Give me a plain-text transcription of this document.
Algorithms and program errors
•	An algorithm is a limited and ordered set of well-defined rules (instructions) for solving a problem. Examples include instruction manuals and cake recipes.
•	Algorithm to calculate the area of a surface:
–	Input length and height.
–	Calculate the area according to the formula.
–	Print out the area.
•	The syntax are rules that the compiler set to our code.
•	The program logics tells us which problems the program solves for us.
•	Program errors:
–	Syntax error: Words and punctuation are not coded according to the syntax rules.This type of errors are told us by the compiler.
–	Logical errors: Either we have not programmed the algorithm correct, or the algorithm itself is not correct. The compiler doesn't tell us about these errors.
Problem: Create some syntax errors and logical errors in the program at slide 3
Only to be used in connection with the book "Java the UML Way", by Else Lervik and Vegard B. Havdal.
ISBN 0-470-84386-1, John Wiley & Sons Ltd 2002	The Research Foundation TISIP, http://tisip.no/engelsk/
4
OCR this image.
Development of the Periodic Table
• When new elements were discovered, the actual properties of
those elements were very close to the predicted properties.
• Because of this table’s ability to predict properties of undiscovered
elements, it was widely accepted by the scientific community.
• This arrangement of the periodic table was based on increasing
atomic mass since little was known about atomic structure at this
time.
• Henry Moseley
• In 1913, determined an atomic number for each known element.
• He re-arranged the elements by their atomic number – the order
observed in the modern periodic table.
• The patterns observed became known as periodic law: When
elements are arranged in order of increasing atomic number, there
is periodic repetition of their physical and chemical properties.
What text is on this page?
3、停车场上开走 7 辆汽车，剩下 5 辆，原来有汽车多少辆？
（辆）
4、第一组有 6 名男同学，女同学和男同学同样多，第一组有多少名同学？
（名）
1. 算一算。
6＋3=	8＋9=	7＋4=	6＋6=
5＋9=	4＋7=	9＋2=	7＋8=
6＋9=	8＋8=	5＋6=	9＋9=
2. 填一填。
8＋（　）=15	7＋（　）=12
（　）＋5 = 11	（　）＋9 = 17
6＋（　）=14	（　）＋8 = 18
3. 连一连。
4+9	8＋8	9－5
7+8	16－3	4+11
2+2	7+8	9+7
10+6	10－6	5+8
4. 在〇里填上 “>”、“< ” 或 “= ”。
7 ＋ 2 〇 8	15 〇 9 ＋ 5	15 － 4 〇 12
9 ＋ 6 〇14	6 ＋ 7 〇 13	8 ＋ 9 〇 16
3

------------

**Task brief**: Pick each line holding the word "compiler" out of the data and copy it.

**Written solution**:
•	The syntax are rules that the compiler set to our code.
–	Syntax error: Words and punctuation are not coded according to the syntax rules.This type of errors are told us by the compiler.
–	Logical errors: Either we have not programmed the algorithm correct, or the algorithm itself is not correct. The compiler doesn't tell us about these errors.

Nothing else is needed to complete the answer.